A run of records
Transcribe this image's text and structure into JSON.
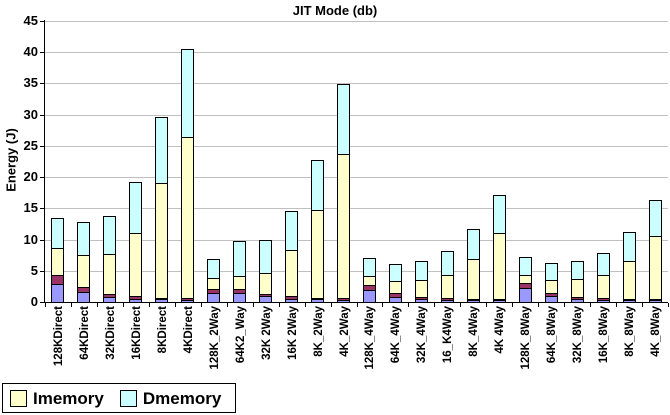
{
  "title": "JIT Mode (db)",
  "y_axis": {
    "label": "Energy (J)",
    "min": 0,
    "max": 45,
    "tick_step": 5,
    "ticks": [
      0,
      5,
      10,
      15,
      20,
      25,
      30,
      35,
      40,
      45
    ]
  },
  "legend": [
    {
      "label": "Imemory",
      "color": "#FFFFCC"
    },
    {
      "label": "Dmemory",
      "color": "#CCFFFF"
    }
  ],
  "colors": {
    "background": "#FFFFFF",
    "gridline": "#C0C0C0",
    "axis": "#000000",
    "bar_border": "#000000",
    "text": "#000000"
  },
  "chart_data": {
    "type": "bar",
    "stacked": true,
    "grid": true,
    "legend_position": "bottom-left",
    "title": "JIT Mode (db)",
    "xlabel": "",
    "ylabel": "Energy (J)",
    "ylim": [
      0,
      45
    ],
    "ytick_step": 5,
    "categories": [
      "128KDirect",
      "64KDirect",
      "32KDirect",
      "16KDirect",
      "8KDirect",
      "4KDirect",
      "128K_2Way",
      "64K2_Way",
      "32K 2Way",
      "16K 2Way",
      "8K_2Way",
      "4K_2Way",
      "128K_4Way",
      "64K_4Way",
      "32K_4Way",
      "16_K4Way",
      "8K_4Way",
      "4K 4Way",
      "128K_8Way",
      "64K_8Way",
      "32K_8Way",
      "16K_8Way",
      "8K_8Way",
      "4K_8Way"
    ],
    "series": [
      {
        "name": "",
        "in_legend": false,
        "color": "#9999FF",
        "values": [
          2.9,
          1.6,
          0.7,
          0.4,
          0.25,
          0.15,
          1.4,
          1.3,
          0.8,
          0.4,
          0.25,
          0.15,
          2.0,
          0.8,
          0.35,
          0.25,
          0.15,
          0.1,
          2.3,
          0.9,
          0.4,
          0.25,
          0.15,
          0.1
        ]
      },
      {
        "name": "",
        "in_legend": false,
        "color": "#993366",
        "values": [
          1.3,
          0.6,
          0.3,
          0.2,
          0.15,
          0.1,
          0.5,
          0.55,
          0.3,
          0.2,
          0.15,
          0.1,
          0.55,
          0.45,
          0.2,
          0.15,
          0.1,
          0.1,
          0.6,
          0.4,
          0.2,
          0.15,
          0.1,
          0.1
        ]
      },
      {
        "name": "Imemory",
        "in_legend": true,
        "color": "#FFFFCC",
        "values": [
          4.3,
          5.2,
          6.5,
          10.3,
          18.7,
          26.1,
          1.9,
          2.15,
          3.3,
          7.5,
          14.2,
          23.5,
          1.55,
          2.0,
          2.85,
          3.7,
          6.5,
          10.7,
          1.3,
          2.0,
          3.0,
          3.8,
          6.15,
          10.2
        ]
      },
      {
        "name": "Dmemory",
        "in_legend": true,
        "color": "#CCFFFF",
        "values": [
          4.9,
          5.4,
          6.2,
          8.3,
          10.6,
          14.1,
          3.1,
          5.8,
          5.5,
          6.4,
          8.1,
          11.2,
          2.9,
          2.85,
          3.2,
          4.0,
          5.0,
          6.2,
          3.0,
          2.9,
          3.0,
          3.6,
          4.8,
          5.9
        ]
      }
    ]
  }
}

What is required: Write out all the entries exactly, except for the pictures.

Finished task:
Transcribe this image's text and structure into JSON.
{
  "title": "JIT Mode (db)",
  "y_axis": {
    "label": "Energy (J)",
    "min": 0,
    "max": 45,
    "tick_step": 5,
    "ticks": [
      0,
      5,
      10,
      15,
      20,
      25,
      30,
      35,
      40,
      45
    ]
  },
  "legend": [
    {
      "label": "Imemory",
      "color": "#FFFFCC"
    },
    {
      "label": "Dmemory",
      "color": "#CCFFFF"
    }
  ],
  "colors": {
    "background": "#FFFFFF",
    "gridline": "#C0C0C0",
    "axis": "#000000",
    "bar_border": "#000000",
    "text": "#000000"
  },
  "chart_data": {
    "type": "bar",
    "stacked": true,
    "grid": true,
    "legend_position": "bottom-left",
    "title": "JIT Mode (db)",
    "xlabel": "",
    "ylabel": "Energy (J)",
    "ylim": [
      0,
      45
    ],
    "ytick_step": 5,
    "categories": [
      "128KDirect",
      "64KDirect",
      "32KDirect",
      "16KDirect",
      "8KDirect",
      "4KDirect",
      "128K_2Way",
      "64K2_Way",
      "32K 2Way",
      "16K 2Way",
      "8K_2Way",
      "4K_2Way",
      "128K_4Way",
      "64K_4Way",
      "32K_4Way",
      "16_K4Way",
      "8K_4Way",
      "4K 4Way",
      "128K_8Way",
      "64K_8Way",
      "32K_8Way",
      "16K_8Way",
      "8K_8Way",
      "4K_8Way"
    ],
    "series": [
      {
        "name": "",
        "in_legend": false,
        "color": "#9999FF",
        "values": [
          2.9,
          1.6,
          0.7,
          0.4,
          0.25,
          0.15,
          1.4,
          1.3,
          0.8,
          0.4,
          0.25,
          0.15,
          2.0,
          0.8,
          0.35,
          0.25,
          0.15,
          0.1,
          2.3,
          0.9,
          0.4,
          0.25,
          0.15,
          0.1
        ]
      },
      {
        "name": "",
        "in_legend": false,
        "color": "#993366",
        "values": [
          1.3,
          0.6,
          0.3,
          0.2,
          0.15,
          0.1,
          0.5,
          0.55,
          0.3,
          0.2,
          0.15,
          0.1,
          0.55,
          0.45,
          0.2,
          0.15,
          0.1,
          0.1,
          0.6,
          0.4,
          0.2,
          0.15,
          0.1,
          0.1
        ]
      },
      {
        "name": "Imemory",
        "in_legend": true,
        "color": "#FFFFCC",
        "values": [
          4.3,
          5.2,
          6.5,
          10.3,
          18.7,
          26.1,
          1.9,
          2.15,
          3.3,
          7.5,
          14.2,
          23.5,
          1.55,
          2.0,
          2.85,
          3.7,
          6.5,
          10.7,
          1.3,
          2.0,
          3.0,
          3.8,
          6.15,
          10.2
        ]
      },
      {
        "name": "Dmemory",
        "in_legend": true,
        "color": "#CCFFFF",
        "values": [
          4.9,
          5.4,
          6.2,
          8.3,
          10.6,
          14.1,
          3.1,
          5.8,
          5.5,
          6.4,
          8.1,
          11.2,
          2.9,
          2.85,
          3.2,
          4.0,
          5.0,
          6.2,
          3.0,
          2.9,
          3.0,
          3.6,
          4.8,
          5.9
        ]
      }
    ]
  }
}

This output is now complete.